Please return the full listing below without altering anything.

Data records:
________________

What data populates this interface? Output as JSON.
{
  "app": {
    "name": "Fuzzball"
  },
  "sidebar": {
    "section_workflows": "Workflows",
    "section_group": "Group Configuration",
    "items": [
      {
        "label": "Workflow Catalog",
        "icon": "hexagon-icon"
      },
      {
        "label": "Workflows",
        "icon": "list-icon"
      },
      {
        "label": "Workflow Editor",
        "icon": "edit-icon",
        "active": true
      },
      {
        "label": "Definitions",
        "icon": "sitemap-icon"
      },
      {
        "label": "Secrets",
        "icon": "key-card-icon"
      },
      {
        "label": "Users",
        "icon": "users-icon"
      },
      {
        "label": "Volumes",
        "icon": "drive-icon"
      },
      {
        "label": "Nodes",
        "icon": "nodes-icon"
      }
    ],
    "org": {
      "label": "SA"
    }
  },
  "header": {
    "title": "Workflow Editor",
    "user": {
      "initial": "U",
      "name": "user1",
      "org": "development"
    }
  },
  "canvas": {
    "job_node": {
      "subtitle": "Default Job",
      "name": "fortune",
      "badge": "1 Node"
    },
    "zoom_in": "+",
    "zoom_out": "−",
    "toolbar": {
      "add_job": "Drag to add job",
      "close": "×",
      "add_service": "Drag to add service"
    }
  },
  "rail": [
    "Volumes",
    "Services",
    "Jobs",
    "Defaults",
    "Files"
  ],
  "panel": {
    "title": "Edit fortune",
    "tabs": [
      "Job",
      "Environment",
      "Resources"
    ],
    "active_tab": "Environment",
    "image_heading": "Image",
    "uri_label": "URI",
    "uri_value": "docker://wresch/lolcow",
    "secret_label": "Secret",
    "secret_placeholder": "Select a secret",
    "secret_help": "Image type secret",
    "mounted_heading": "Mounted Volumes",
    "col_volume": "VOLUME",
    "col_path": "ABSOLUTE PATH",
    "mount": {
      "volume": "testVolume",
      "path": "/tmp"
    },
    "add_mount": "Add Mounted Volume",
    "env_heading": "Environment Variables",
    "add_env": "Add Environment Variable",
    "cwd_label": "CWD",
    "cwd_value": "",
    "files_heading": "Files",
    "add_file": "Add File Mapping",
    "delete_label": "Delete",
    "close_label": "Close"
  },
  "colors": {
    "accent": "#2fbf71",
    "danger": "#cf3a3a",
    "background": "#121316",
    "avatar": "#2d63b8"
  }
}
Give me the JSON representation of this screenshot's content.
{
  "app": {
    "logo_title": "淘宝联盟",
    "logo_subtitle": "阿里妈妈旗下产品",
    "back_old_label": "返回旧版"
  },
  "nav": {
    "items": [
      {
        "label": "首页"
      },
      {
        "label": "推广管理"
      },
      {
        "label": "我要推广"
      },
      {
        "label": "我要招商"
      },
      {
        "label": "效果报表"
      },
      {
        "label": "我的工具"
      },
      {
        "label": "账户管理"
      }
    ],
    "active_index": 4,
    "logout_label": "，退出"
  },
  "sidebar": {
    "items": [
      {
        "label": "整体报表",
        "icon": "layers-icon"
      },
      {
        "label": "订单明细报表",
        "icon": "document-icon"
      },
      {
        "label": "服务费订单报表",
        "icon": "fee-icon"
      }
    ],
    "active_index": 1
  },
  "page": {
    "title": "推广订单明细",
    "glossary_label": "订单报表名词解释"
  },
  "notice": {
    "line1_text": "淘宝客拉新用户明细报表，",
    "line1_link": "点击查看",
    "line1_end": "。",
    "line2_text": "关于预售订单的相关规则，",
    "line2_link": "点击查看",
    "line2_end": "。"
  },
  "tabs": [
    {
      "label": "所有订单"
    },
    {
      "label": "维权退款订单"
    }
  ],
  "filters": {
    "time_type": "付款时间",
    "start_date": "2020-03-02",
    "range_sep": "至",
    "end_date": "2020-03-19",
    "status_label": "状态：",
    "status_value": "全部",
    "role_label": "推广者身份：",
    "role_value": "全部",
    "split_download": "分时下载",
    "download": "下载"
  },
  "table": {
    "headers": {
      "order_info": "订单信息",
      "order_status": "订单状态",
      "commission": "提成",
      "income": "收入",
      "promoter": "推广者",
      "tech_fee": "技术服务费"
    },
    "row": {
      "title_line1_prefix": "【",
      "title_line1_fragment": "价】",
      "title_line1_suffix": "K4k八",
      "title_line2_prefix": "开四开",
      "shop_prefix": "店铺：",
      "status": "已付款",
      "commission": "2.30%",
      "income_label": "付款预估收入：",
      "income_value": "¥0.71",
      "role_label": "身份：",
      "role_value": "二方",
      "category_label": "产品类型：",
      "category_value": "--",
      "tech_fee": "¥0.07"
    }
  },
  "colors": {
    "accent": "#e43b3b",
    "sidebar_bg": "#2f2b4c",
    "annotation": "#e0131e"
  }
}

________________

Task output:
What data populates this interface? Output as JSON.
{
  "app": {
    "name": "Fuzzball"
  },
  "sidebar": {
    "section_workflows": "Workflows",
    "section_group": "Group Configuration",
    "items": [
      {
        "label": "Workflow Catalog",
        "icon": "hexagon-icon"
      },
      {
        "label": "Workflows",
        "icon": "list-icon"
      },
      {
        "label": "Workflow Editor",
        "icon": "edit-icon",
        "active": true
      },
      {
        "label": "Definitions",
        "icon": "sitemap-icon"
      },
      {
        "label": "Secrets",
        "icon": "key-card-icon"
      },
      {
        "label": "Users",
        "icon": "users-icon"
      },
      {
        "label": "Volumes",
        "icon": "drive-icon"
      },
      {
        "label": "Nodes",
        "icon": "nodes-icon"
      }
    ],
    "org": {
      "label": "SA"
    }
  },
  "header": {
    "title": "Workflow Editor",
    "user": {
      "initial": "U",
      "name": "user1",
      "org": "development"
    }
  },
  "canvas": {
    "job_node": {
      "subtitle": "Default Job",
      "name": "fortune",
      "badge": "1 Node"
    },
    "zoom_in": "+",
    "zoom_out": "−",
    "toolbar": {
      "add_job": "Drag to add job",
      "close": "×",
      "add_service": "Drag to add service"
    }
  },
  "rail": [
    "Volumes",
    "Services",
    "Jobs",
    "Defaults",
    "Files"
  ],
  "panel": {
    "title": "Edit fortune",
    "tabs": [
      "Job",
      "Environment",
      "Resources"
    ],
    "active_tab": "Environment",
    "image_heading": "Image",
    "uri_label": "URI",
    "uri_value": "docker://wresch/lolcow",
    "secret_label": "Secret",
    "secret_placeholder": "Select a secret",
    "secret_help": "Image type secret",
    "mounted_heading": "Mounted Volumes",
    "col_volume": "VOLUME",
    "col_path": "ABSOLUTE PATH",
    "mount": {
      "volume": "testVolume",
      "path": "/tmp"
    },
    "add_mount": "Add Mounted Volume",
    "env_heading": "Environment Variables",
    "add_env": "Add Environment Variable",
    "cwd_label": "CWD",
    "cwd_value": "",
    "files_heading": "Files",
    "add_file": "Add File Mapping",
    "delete_label": "Delete",
    "close_label": "Close"
  },
  "colors": {
    "accent": "#2fbf71",
    "danger": "#cf3a3a",
    "background": "#121316",
    "avatar": "#2d63b8"
  }
}
Give me the JSON representation of this screenshot's content.
{
  "app": {
    "logo_title": "淘宝联盟",
    "logo_subtitle": "阿里妈妈旗下产品",
    "back_old_label": "返回旧版"
  },
  "nav": {
    "items": [
      {
        "label": "首页"
      },
      {
        "label": "推广管理"
      },
      {
        "label": "我要推广"
      },
      {
        "label": "我要招商"
      },
      {
        "label": "效果报表"
      },
      {
        "label": "我的工具"
      },
      {
        "label": "账户管理"
      }
    ],
    "active_index": 4,
    "logout_label": "，退出"
  },
  "sidebar": {
    "items": [
      {
        "label": "整体报表",
        "icon": "layers-icon"
      },
      {
        "label": "订单明细报表",
        "icon": "document-icon"
      },
      {
        "label": "服务费订单报表",
        "icon": "fee-icon"
      }
    ],
    "active_index": 1
  },
  "page": {
    "title": "推广订单明细",
    "glossary_label": "订单报表名词解释"
  },
  "notice": {
    "line1_text": "淘宝客拉新用户明细报表，",
    "line1_link": "点击查看",
    "line1_end": "。",
    "line2_text": "关于预售订单的相关规则，",
    "line2_link": "点击查看",
    "line2_end": "。"
  },
  "tabs": [
    {
      "label": "所有订单"
    },
    {
      "label": "维权退款订单"
    }
  ],
  "filters": {
    "time_type": "付款时间",
    "start_date": "2020-03-02",
    "range_sep": "至",
    "end_date": "2020-03-19",
    "status_label": "状态：",
    "status_value": "全部",
    "role_label": "推广者身份：",
    "role_value": "全部",
    "split_download": "分时下载",
    "download": "下载"
  },
  "table": {
    "headers": {
      "order_info": "订单信息",
      "order_status": "订单状态",
      "commission": "提成",
      "income": "收入",
      "promoter": "推广者",
      "tech_fee": "技术服务费"
    },
    "row": {
      "title_line1_prefix": "【",
      "title_line1_fragment": "价】",
      "title_line1_suffix": "K4k八",
      "title_line2_prefix": "开四开",
      "shop_prefix": "店铺：",
      "status": "已付款",
      "commission": "2.30%",
      "income_label": "付款预估收入：",
      "income_value": "¥0.71",
      "role_label": "身份：",
      "role_value": "二方",
      "category_label": "产品类型：",
      "category_value": "--",
      "tech_fee": "¥0.07"
    }
  },
  "colors": {
    "accent": "#e43b3b",
    "sidebar_bg": "#2f2b4c",
    "annotation": "#e0131e"
  }
}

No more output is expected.